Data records
* BEGIN *

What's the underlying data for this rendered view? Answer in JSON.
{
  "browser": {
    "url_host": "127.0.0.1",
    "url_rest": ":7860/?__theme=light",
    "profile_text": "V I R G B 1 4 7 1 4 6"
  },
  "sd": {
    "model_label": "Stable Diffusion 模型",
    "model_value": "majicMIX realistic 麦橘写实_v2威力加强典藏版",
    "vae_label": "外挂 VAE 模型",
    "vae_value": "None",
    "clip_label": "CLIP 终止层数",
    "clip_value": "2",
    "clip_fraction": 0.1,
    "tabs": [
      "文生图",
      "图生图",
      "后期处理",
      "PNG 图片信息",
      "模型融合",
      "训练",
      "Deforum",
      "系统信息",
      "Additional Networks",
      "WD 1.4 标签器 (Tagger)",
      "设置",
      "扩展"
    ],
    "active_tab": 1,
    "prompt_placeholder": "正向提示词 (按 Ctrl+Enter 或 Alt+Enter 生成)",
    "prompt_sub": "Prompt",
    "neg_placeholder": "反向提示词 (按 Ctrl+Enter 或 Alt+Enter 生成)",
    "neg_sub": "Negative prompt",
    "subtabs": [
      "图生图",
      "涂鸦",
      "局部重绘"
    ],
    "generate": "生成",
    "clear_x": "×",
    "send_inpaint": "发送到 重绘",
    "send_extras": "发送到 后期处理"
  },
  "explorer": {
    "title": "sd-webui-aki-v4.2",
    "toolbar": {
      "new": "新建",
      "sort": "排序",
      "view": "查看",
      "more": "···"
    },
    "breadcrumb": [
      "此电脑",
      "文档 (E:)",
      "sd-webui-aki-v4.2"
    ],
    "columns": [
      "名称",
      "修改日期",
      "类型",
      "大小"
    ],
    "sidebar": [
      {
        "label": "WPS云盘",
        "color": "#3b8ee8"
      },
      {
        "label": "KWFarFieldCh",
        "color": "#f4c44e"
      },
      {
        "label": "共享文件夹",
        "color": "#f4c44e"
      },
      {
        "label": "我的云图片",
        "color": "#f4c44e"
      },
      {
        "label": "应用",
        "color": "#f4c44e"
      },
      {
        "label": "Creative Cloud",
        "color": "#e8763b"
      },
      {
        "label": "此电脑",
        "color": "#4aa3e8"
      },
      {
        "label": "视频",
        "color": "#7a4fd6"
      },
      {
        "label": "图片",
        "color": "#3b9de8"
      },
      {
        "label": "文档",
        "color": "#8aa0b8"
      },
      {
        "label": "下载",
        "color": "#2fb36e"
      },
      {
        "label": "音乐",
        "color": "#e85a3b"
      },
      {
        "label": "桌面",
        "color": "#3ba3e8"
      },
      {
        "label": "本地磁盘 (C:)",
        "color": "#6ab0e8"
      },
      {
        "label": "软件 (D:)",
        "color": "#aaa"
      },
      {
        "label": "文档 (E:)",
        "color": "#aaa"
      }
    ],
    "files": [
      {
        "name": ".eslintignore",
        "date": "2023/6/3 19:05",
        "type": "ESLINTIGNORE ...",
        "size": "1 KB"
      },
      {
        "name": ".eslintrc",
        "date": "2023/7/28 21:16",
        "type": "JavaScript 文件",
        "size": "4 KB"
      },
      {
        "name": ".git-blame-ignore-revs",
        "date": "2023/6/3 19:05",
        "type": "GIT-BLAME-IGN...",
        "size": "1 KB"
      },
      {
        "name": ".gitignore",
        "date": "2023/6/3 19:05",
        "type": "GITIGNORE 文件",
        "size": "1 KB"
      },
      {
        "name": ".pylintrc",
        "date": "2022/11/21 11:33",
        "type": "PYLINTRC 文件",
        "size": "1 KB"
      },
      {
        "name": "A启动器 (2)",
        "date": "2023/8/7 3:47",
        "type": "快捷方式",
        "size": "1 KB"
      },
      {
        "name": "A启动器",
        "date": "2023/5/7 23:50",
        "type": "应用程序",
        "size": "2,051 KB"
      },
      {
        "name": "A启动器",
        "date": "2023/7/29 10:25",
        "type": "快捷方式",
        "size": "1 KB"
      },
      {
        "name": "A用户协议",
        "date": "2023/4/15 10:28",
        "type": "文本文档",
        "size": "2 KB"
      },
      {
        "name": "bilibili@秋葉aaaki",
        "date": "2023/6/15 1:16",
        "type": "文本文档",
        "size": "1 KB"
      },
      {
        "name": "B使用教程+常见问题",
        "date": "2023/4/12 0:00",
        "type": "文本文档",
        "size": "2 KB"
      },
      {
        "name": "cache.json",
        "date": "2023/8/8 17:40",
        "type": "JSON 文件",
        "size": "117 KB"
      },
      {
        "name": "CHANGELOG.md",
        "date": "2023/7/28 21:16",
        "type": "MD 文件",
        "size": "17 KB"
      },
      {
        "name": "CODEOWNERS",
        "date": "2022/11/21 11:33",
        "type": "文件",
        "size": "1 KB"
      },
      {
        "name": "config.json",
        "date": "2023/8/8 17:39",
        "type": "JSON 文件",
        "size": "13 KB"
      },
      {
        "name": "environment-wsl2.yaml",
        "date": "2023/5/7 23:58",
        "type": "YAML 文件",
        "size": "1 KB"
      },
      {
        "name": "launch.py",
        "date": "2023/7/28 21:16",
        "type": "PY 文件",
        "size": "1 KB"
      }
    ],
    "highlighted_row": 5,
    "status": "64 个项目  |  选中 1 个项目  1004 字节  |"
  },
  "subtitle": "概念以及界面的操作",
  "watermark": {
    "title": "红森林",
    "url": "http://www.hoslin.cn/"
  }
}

* END *

*EXERCISE:*
Look above for every line with the word "Enter" and copy it.

*SOLUTION TO THIS TASK:*
    "prompt_placeholder": "正向提示词 (按 Ctrl+Enter 或 Alt+Enter 生成)",
    "neg_placeholder": "反向提示词 (按 Ctrl+Enter 或 Alt+Enter 生成)",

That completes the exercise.